▶ [The exercise] Give back, unchanged, each line from the one containing "OCR this image." through the last line of the entries below.

::: Exercise inputs :::

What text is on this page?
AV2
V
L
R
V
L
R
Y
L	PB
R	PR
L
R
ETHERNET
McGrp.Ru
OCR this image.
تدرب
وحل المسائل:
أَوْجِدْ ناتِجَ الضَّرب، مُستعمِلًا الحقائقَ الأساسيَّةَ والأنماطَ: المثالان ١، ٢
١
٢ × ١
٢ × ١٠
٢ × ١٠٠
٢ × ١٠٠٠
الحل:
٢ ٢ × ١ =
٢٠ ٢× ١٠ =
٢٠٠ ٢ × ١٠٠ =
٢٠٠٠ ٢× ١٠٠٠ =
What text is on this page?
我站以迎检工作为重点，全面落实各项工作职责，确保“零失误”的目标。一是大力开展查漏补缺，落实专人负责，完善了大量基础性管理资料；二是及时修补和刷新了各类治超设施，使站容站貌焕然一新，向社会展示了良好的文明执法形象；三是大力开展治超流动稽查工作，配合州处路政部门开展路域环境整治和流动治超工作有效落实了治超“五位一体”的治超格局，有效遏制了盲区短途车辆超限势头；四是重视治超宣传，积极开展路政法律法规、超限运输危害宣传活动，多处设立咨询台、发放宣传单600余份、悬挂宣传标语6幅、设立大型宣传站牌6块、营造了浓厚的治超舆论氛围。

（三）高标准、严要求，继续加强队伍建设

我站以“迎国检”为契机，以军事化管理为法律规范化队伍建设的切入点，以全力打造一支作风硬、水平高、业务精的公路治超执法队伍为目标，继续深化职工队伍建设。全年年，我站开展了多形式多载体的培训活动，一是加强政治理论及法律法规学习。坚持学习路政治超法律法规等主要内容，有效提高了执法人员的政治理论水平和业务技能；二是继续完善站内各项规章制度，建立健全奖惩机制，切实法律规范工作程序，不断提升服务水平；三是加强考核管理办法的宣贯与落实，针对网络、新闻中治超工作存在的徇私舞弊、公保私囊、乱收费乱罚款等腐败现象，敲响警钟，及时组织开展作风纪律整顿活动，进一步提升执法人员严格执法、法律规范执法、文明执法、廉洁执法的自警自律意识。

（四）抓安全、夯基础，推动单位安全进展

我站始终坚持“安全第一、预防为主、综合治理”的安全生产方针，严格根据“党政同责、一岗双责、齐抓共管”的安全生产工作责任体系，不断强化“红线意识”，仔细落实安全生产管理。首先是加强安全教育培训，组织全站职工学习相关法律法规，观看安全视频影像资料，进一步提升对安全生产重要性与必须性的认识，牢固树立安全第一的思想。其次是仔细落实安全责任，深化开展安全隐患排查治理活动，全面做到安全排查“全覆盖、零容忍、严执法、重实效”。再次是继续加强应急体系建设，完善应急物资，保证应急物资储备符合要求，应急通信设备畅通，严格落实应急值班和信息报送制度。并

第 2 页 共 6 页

:::

▶ [Written response]
OCR this image.
تدرب
وحل المسائل:
أَوْجِدْ ناتِجَ الضَّرب، مُستعمِلًا الحقائقَ الأساسيَّةَ والأنماطَ: المثالان ١، ٢
١
٢ × ١
٢ × ١٠
٢ × ١٠٠
٢ × ١٠٠٠
الحل:
٢ ٢ × ١ =
٢٠ ٢× ١٠ =
٢٠٠ ٢ × ١٠٠ =
٢٠٠٠ ٢× ١٠٠٠ =
What text is on this page?
我站以迎检工作为重点，全面落实各项工作职责，确保“零失误”的目标。一是大力开展查漏补缺，落实专人负责，完善了大量基础性管理资料；二是及时修补和刷新了各类治超设施，使站容站貌焕然一新，向社会展示了良好的文明执法形象；三是大力开展治超流动稽查工作，配合州处路政部门开展路域环境整治和流动治超工作有效落实了治超“五位一体”的治超格局，有效遏制了盲区短途车辆超限势头；四是重视治超宣传，积极开展路政法律法规、超限运输危害宣传活动，多处设立咨询台、发放宣传单600余份、悬挂宣传标语6幅、设立大型宣传站牌6块、营造了浓厚的治超舆论氛围。

（三）高标准、严要求，继续加强队伍建设

我站以“迎国检”为契机，以军事化管理为法律规范化队伍建设的切入点，以全力打造一支作风硬、水平高、业务精的公路治超执法队伍为目标，继续深化职工队伍建设。全年年，我站开展了多形式多载体的培训活动，一是加强政治理论及法律法规学习。坚持学习路政治超法律法规等主要内容，有效提高了执法人员的政治理论水平和业务技能；二是继续完善站内各项规章制度，建立健全奖惩机制，切实法律规范工作程序，不断提升服务水平；三是加强考核管理办法的宣贯与落实，针对网络、新闻中治超工作存在的徇私舞弊、公保私囊、乱收费乱罚款等腐败现象，敲响警钟，及时组织开展作风纪律整顿活动，进一步提升执法人员严格执法、法律规范执法、文明执法、廉洁执法的自警自律意识。

（四）抓安全、夯基础，推动单位安全进展

我站始终坚持“安全第一、预防为主、综合治理”的安全生产方针，严格根据“党政同责、一岗双责、齐抓共管”的安全生产工作责任体系，不断强化“红线意识”，仔细落实安全生产管理。首先是加强安全教育培训，组织全站职工学习相关法律法规，观看安全视频影像资料，进一步提升对安全生产重要性与必须性的认识，牢固树立安全第一的思想。其次是仔细落实安全责任，深化开展安全隐患排查治理活动，全面做到安全排查“全覆盖、零容忍、严执法、重实效”。再次是继续加强应急体系建设，完善应急物资，保证应急物资储备符合要求，应急通信设备畅通，严格落实应急值班和信息报送制度。并

第 2 页 共 6 页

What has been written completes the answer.